- **Exercise description**:
Rewrite the listing as a numbered list, beginning at its first line and ending with the line that contains "button[interactable]: Order Inquiry". Omit any blank lines.

** start of Data for processing **

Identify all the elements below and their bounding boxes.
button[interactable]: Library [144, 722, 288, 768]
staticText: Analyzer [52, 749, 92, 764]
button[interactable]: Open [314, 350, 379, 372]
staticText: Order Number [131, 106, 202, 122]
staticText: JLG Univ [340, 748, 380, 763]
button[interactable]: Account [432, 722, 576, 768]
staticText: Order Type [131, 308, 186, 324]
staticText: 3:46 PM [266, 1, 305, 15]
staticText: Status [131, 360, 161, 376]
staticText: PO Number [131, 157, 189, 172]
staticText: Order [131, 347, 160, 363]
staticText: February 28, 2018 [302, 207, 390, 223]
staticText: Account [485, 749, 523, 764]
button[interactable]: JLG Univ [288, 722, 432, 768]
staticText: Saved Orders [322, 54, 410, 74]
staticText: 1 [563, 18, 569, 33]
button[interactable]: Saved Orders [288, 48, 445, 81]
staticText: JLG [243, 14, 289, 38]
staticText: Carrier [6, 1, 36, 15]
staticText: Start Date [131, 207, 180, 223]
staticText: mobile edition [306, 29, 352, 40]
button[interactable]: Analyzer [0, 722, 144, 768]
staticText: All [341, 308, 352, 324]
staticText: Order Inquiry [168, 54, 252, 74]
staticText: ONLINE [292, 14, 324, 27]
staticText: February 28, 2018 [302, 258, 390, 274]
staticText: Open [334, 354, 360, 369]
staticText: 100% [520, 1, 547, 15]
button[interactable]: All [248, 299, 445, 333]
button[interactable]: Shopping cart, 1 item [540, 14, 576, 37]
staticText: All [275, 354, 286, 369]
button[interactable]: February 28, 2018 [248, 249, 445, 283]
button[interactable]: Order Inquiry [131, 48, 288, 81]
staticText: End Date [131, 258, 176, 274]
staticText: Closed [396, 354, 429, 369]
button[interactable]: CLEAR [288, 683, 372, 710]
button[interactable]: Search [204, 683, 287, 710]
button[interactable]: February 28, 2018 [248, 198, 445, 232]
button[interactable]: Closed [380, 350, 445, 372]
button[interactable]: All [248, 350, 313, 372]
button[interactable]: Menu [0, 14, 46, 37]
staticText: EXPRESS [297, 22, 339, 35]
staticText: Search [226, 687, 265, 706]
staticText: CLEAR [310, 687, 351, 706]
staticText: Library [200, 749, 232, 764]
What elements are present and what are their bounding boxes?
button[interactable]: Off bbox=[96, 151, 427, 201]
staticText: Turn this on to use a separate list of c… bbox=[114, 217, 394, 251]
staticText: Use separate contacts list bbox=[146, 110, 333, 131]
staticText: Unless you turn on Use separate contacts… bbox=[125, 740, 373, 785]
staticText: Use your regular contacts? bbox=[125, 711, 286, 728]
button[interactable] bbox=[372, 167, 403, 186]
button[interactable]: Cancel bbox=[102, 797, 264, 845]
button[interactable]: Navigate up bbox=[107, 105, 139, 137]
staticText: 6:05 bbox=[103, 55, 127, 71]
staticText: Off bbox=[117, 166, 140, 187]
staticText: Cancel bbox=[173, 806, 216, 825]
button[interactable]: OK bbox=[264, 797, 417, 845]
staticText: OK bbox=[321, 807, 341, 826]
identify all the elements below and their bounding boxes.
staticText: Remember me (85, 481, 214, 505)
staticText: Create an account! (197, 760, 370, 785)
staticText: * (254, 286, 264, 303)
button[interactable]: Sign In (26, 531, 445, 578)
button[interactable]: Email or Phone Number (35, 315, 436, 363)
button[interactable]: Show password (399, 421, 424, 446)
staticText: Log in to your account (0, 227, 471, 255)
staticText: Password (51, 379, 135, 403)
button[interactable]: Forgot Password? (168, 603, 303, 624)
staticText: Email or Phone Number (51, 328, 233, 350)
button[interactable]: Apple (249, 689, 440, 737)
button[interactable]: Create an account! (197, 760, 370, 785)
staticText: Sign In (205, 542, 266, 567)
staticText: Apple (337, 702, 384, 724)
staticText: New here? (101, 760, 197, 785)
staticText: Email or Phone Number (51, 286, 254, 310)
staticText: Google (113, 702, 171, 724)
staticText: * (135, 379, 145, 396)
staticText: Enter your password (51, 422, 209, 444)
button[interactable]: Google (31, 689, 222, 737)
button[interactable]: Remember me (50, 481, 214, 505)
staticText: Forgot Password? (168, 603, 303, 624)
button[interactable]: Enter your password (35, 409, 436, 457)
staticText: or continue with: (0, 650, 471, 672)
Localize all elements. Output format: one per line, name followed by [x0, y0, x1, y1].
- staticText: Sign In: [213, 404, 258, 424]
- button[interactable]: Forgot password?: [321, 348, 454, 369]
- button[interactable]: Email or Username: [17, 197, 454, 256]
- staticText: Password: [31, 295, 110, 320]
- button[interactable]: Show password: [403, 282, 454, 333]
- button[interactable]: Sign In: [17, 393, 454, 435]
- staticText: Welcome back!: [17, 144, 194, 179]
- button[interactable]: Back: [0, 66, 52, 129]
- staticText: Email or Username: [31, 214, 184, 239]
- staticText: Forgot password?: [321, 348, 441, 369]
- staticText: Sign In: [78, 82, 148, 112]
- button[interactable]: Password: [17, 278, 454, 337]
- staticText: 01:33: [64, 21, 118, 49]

** end of Data for processing **

- **Task answer**:
1. Identify all the elements below and their bounding boxes.
2. button[interactable]: Library [144, 722, 288, 768]
3. staticText: Analyzer [52, 749, 92, 764]
4. button[interactable]: Open [314, 350, 379, 372]
5. staticText: Order Number [131, 106, 202, 122]
6. staticText: JLG Univ [340, 748, 380, 763]
7. button[interactable]: Account [432, 722, 576, 768]
8. staticText: Order Type [131, 308, 186, 324]
9. staticText: 3:46 PM [266, 1, 305, 15]
10. staticText: Status [131, 360, 161, 376]
11. staticText: PO Number [131, 157, 189, 172]
12. staticText: Order [131, 347, 160, 363]
13. staticText: February 28, 2018 [302, 207, 390, 223]
14. staticText: Account [485, 749, 523, 764]
15. button[interactable]: JLG Univ [288, 722, 432, 768]
16. staticText: Saved Orders [322, 54, 410, 74]
17. staticText: 1 [563, 18, 569, 33]
18. button[interactable]: Saved Orders [288, 48, 445, 81]
19. staticText: JLG [243, 14, 289, 38]
20. staticText: Carrier [6, 1, 36, 15]
21. staticText: Start Date [131, 207, 180, 223]
22. staticText: mobile edition [306, 29, 352, 40]
23. button[interactable]: Analyzer [0, 722, 144, 768]
24. staticText: All [341, 308, 352, 324]
25. staticText: Order Inquiry [168, 54, 252, 74]
26. staticText: ONLINE [292, 14, 324, 27]
27. staticText: February 28, 2018 [302, 258, 390, 274]
28. staticText: Open [334, 354, 360, 369]
29. staticText: 100% [520, 1, 547, 15]
30. button[interactable]: All [248, 299, 445, 333]
31. button[interactable]: Shopping cart, 1 item [540, 14, 576, 37]
32. staticText: All [275, 354, 286, 369]
33. button[interactable]: February 28, 2018 [248, 249, 445, 283]
34. button[interactable]: Order Inquiry [131, 48, 288, 81]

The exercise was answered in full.